• TASK
Take every line from the listing below that contains "paesaggio".
---- DATA RECORDS
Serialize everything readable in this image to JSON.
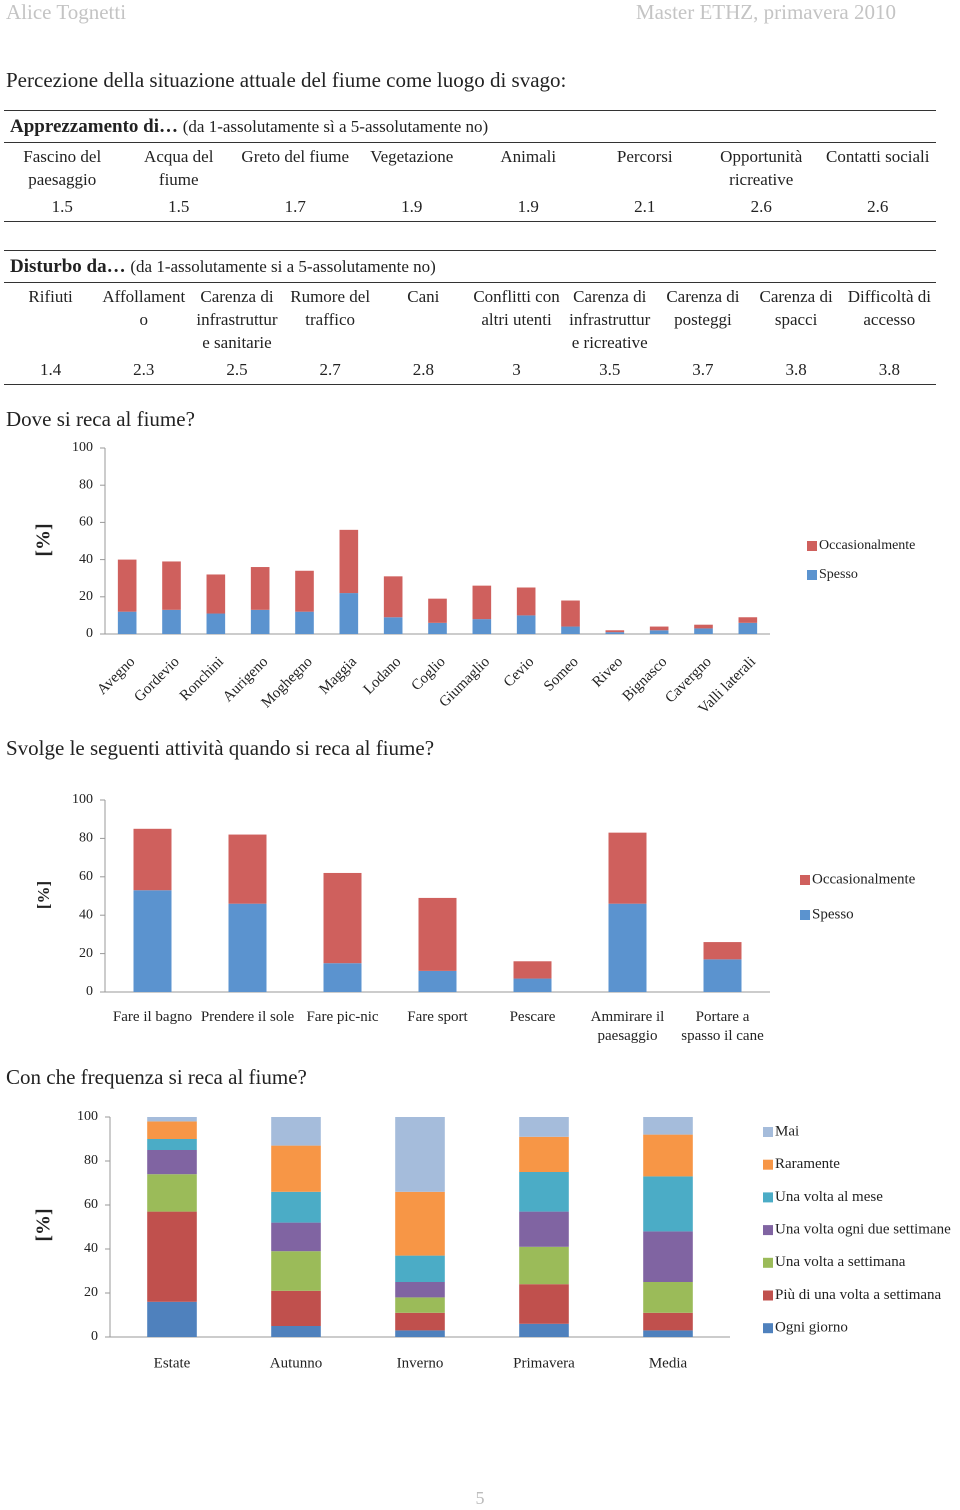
{
  "header": {
    "left": "Alice Tognetti",
    "right": "Master ETHZ, primavera 2010"
  },
  "section_title": "Percezione della situazione attuale del fiume come luogo di svago:",
  "tables": [
    {
      "title": "Apprezzamento di…",
      "subtitle": "(da 1-assolutamente sì a 5-assolutamente no)",
      "columns": [
        "Fascino del paesaggio",
        "Acqua del fiume",
        "Greto del fiume",
        "Vegetazione",
        "Animali",
        "Percorsi",
        "Opportunità ricreative",
        "Contatti sociali"
      ],
      "values": [
        1.5,
        1.5,
        1.7,
        1.9,
        1.9,
        2.1,
        2.6,
        2.6
      ]
    },
    {
      "title": "Disturbo da…",
      "subtitle": "(da 1-assolutamente si a 5-assolutamente no)",
      "columns": [
        "Rifiuti",
        "Affollamento",
        "Carenza di infrastrutture sanitarie",
        "Rumore del traffico",
        "Cani",
        "Conflitti con altri utenti",
        "Carenza di infrastrutture ricreative",
        "Carenza di posteggi",
        "Carenza di spacci",
        "Difficoltà di accesso"
      ],
      "values": [
        1.4,
        2.3,
        2.5,
        2.7,
        2.8,
        3,
        3.5,
        3.7,
        3.8,
        3.8
      ]
    }
  ],
  "chart_data": [
    {
      "type": "stacked_bar",
      "title": "Dove si reca al fiume?",
      "y_label": "[%]",
      "categories": [
        "Avegno",
        "Gordevio",
        "Ronchini",
        "Aurigeno",
        "Moghegno",
        "Maggia",
        "Lodano",
        "Coglio",
        "Giumaglio",
        "Cevio",
        "Someo",
        "Riveo",
        "Bignasco",
        "Cavergno",
        "Valli laterali"
      ],
      "series": [
        {
          "name": "Spesso",
          "color": "#5b93cf",
          "values": [
            12,
            13,
            11,
            13,
            12,
            22,
            9,
            6,
            8,
            10,
            4,
            1,
            2,
            3,
            6
          ]
        },
        {
          "name": "Occasionalmente",
          "color": "#cf605d",
          "values": [
            28,
            26,
            21,
            23,
            22,
            34,
            22,
            13,
            18,
            15,
            14,
            1,
            2,
            2,
            3
          ]
        }
      ],
      "ylim": [
        0,
        100
      ],
      "yticks": [
        0,
        20,
        40,
        60,
        80,
        100
      ],
      "legend": "right"
    },
    {
      "type": "stacked_bar",
      "title": "Svolge le seguenti attività quando si reca al fiume?",
      "y_label": "[%]",
      "categories": [
        "Fare il bagno",
        "Prendere il sole",
        "Fare pic-nic",
        "Fare sport",
        "Pescare",
        "Ammirare il paesaggio",
        "Portare a spasso il cane"
      ],
      "series": [
        {
          "name": "Spesso",
          "color": "#5b93cf",
          "values": [
            53,
            46,
            15,
            11,
            7,
            46,
            17
          ]
        },
        {
          "name": "Occasionalmente",
          "color": "#cf605d",
          "values": [
            32,
            36,
            47,
            38,
            9,
            37,
            9
          ]
        }
      ],
      "ylim": [
        0,
        100
      ],
      "yticks": [
        0,
        20,
        40,
        60,
        80,
        100
      ],
      "legend": "right"
    },
    {
      "type": "stacked_bar",
      "title": "Con che frequenza si reca al fiume?",
      "y_label": "[%]",
      "categories": [
        "Estate",
        "Autunno",
        "Inverno",
        "Primavera",
        "Media"
      ],
      "series": [
        {
          "name": "Ogni giorno",
          "color": "#4f81bd",
          "values": [
            16,
            5,
            3,
            6,
            3
          ]
        },
        {
          "name": "Più di una volta a settimana",
          "color": "#c0504d",
          "values": [
            41,
            16,
            8,
            18,
            8
          ]
        },
        {
          "name": "Una volta a settimana",
          "color": "#9bbb59",
          "values": [
            17,
            18,
            7,
            17,
            14
          ]
        },
        {
          "name": "Una volta ogni due settimane",
          "color": "#8064a2",
          "values": [
            11,
            13,
            7,
            16,
            23
          ]
        },
        {
          "name": "Una volta al mese",
          "color": "#4bacc6",
          "values": [
            5,
            14,
            12,
            18,
            25
          ]
        },
        {
          "name": "Raramente",
          "color": "#f79646",
          "values": [
            8,
            21,
            29,
            16,
            19
          ]
        },
        {
          "name": "Mai",
          "color": "#a5bcdb",
          "values": [
            2,
            13,
            34,
            9,
            8
          ]
        }
      ],
      "ylim": [
        0,
        100
      ],
      "yticks": [
        0,
        20,
        40,
        60,
        80,
        100
      ],
      "legend": "right"
    }
  ],
  "page_number": "5"
}
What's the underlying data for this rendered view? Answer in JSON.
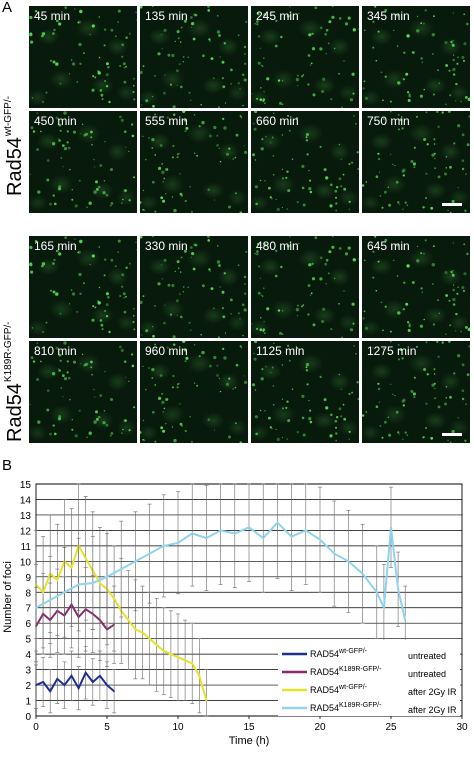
{
  "panel_a": {
    "letter": "A",
    "block1": {
      "label_main": "Rad54",
      "label_sup": "wt-GFP/-",
      "times": [
        "45 min",
        "135 min",
        "245 min",
        "345 min",
        "450 min",
        "555 min",
        "660 min",
        "750 min"
      ]
    },
    "block2": {
      "label_main": "Rad54",
      "label_sup": "K189R-GFP/-",
      "times": [
        "165 min",
        "330 min",
        "480 min",
        "645 min",
        "810 min",
        "960 min",
        "1125 min",
        "1275 min"
      ]
    }
  },
  "panel_b": {
    "letter": "B"
  },
  "chart_data": {
    "type": "line",
    "xlabel": "Time (h)",
    "ylabel": "Number of foci",
    "xlim": [
      0,
      30
    ],
    "ylim": [
      0,
      15
    ],
    "xticks": [
      0,
      5,
      10,
      15,
      20,
      25,
      30
    ],
    "yticks": [
      0,
      1,
      2,
      3,
      4,
      5,
      6,
      7,
      8,
      9,
      10,
      11,
      12,
      13,
      14,
      15
    ],
    "grid": "horizontal",
    "legend_position": "bottom-right",
    "series": [
      {
        "name_base": "RAD54",
        "name_sup": "wt-GFP/-",
        "condition": "untreated",
        "color": "#1f2f8f",
        "x": [
          0,
          0.5,
          1,
          1.5,
          2,
          2.5,
          3,
          3.5,
          4,
          4.5,
          5,
          5.5
        ],
        "y": [
          2.0,
          2.2,
          1.6,
          2.4,
          2.0,
          2.6,
          1.8,
          2.8,
          2.2,
          2.6,
          2.0,
          1.6
        ],
        "err": [
          1.5,
          1.6,
          1.4,
          1.6,
          1.5,
          1.6,
          1.4,
          1.7,
          1.5,
          1.6,
          1.5,
          1.4
        ]
      },
      {
        "name_base": "RAD54",
        "name_sup": "K189R-GFP/-",
        "condition": "untreated",
        "color": "#8b2a6b",
        "x": [
          0,
          0.5,
          1,
          1.5,
          2,
          2.5,
          3,
          3.5,
          4,
          4.5,
          5,
          5.5
        ],
        "y": [
          5.8,
          6.6,
          6.2,
          6.8,
          6.5,
          7.2,
          6.4,
          6.9,
          6.6,
          6.2,
          5.6,
          5.9
        ],
        "err": [
          2.5,
          2.6,
          2.4,
          2.7,
          2.5,
          2.8,
          2.6,
          2.7,
          2.5,
          2.6,
          2.4,
          2.5
        ]
      },
      {
        "name_base": "RAD54",
        "name_sup": "wt-GFP/-",
        "condition": "after  2Gy IR",
        "color": "#e6e22a",
        "x": [
          0,
          0.5,
          1,
          1.5,
          2,
          2.5,
          3,
          3.5,
          4,
          4.5,
          5,
          5.5,
          6,
          6.5,
          7,
          7.5,
          8,
          8.5,
          9,
          9.5,
          10,
          10.5,
          11,
          11.5,
          12
        ],
        "y": [
          8.5,
          8.0,
          9.2,
          8.8,
          10.0,
          9.6,
          11.0,
          10.2,
          9.4,
          8.6,
          8.2,
          7.6,
          6.8,
          6.2,
          5.6,
          5.4,
          5.0,
          4.6,
          4.2,
          4.0,
          3.8,
          3.6,
          3.4,
          2.6,
          1.0
        ],
        "err": [
          3.5,
          3.6,
          3.8,
          3.6,
          4.0,
          3.8,
          4.2,
          4.0,
          3.8,
          3.6,
          3.6,
          3.4,
          3.4,
          3.2,
          3.2,
          3.0,
          3.0,
          3.0,
          2.8,
          2.8,
          2.8,
          2.6,
          2.6,
          2.4,
          2.0
        ]
      },
      {
        "name_base": "RAD54",
        "name_sup": "K189R-GFP/-",
        "condition": "after  2Gy IR",
        "color": "#8fd3ee",
        "x": [
          0,
          1,
          2,
          3,
          4,
          5,
          6,
          7,
          8,
          9,
          10,
          11,
          12,
          13,
          14,
          15,
          16,
          17,
          18,
          19,
          20,
          21,
          22,
          23,
          24,
          24.5,
          25,
          25.5,
          26
        ],
        "y": [
          7.0,
          7.5,
          8.0,
          8.5,
          8.6,
          9.0,
          9.5,
          10.0,
          10.5,
          11.0,
          11.2,
          11.8,
          11.5,
          12.0,
          11.8,
          12.2,
          11.5,
          12.5,
          11.6,
          12.0,
          11.4,
          10.5,
          10.0,
          9.2,
          8.0,
          7.0,
          12.2,
          8.2,
          6.2
        ],
        "err": [
          2.8,
          2.8,
          2.9,
          3.0,
          3.0,
          3.0,
          3.1,
          3.2,
          3.2,
          3.3,
          3.3,
          3.4,
          3.4,
          3.5,
          3.5,
          3.5,
          3.5,
          3.6,
          3.5,
          3.5,
          3.4,
          3.4,
          3.3,
          3.2,
          3.0,
          2.8,
          2.6,
          2.4,
          2.2
        ]
      }
    ]
  }
}
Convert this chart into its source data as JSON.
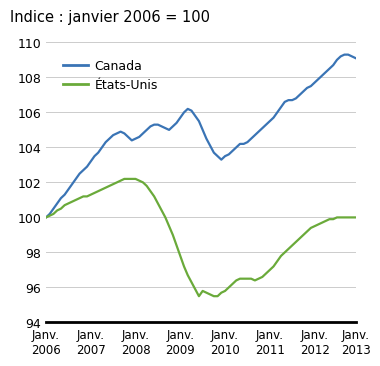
{
  "title": "Indice : janvier 2006 = 100",
  "canada_color": "#3a74b5",
  "us_color": "#6aaa3a",
  "legend_canada": "Canada",
  "legend_us": "États-Unis",
  "ylim": [
    94,
    110
  ],
  "yticks": [
    94,
    96,
    98,
    100,
    102,
    104,
    106,
    108,
    110
  ],
  "xlim_start": 0,
  "xlim_end": 83,
  "xtick_positions": [
    0,
    12,
    24,
    36,
    48,
    60,
    72,
    83
  ],
  "xtick_labels": [
    "Janv.\n2006",
    "Janv.\n2007",
    "Janv.\n2008",
    "Janv.\n2009",
    "Janv.\n2010",
    "Janv.\n2011",
    "Janv.\n2012",
    "Janv.\n2013"
  ],
  "canada": [
    100.0,
    100.2,
    100.5,
    100.8,
    101.1,
    101.3,
    101.6,
    101.9,
    102.2,
    102.5,
    102.7,
    102.9,
    103.2,
    103.5,
    103.7,
    104.0,
    104.3,
    104.5,
    104.7,
    104.8,
    104.9,
    104.8,
    104.6,
    104.4,
    104.5,
    104.6,
    104.8,
    105.0,
    105.2,
    105.3,
    105.3,
    105.2,
    105.1,
    105.0,
    105.2,
    105.4,
    105.7,
    106.0,
    106.2,
    106.1,
    105.8,
    105.5,
    105.0,
    104.5,
    104.1,
    103.7,
    103.5,
    103.3,
    103.5,
    103.6,
    103.8,
    104.0,
    104.2,
    104.2,
    104.3,
    104.5,
    104.7,
    104.9,
    105.1,
    105.3,
    105.5,
    105.7,
    106.0,
    106.3,
    106.6,
    106.7,
    106.7,
    106.8,
    107.0,
    107.2,
    107.4,
    107.5,
    107.7,
    107.9,
    108.1,
    108.3,
    108.5,
    108.7,
    109.0,
    109.2,
    109.3,
    109.3,
    109.2,
    109.1
  ],
  "us": [
    100.0,
    100.1,
    100.2,
    100.4,
    100.5,
    100.7,
    100.8,
    100.9,
    101.0,
    101.1,
    101.2,
    101.2,
    101.3,
    101.4,
    101.5,
    101.6,
    101.7,
    101.8,
    101.9,
    102.0,
    102.1,
    102.2,
    102.2,
    102.2,
    102.2,
    102.1,
    102.0,
    101.8,
    101.5,
    101.2,
    100.8,
    100.4,
    100.0,
    99.5,
    99.0,
    98.4,
    97.8,
    97.2,
    96.7,
    96.3,
    95.9,
    95.5,
    95.8,
    95.7,
    95.6,
    95.5,
    95.5,
    95.7,
    95.8,
    96.0,
    96.2,
    96.4,
    96.5,
    96.5,
    96.5,
    96.5,
    96.4,
    96.5,
    96.6,
    96.8,
    97.0,
    97.2,
    97.5,
    97.8,
    98.0,
    98.2,
    98.4,
    98.6,
    98.8,
    99.0,
    99.2,
    99.4,
    99.5,
    99.6,
    99.7,
    99.8,
    99.9,
    99.9,
    100.0,
    100.0,
    100.0,
    100.0,
    100.0,
    100.0
  ],
  "background_color": "#ffffff",
  "grid_color": "#cccccc",
  "grid_linewidth": 0.7,
  "line_linewidth": 1.6,
  "title_fontsize": 10.5,
  "tick_fontsize": 9,
  "xtick_fontsize": 8.5,
  "legend_fontsize": 9
}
--------
• WRITTEN RESPONSE
        "Fascino del paesaggio",
        "Ammirare il paesaggio",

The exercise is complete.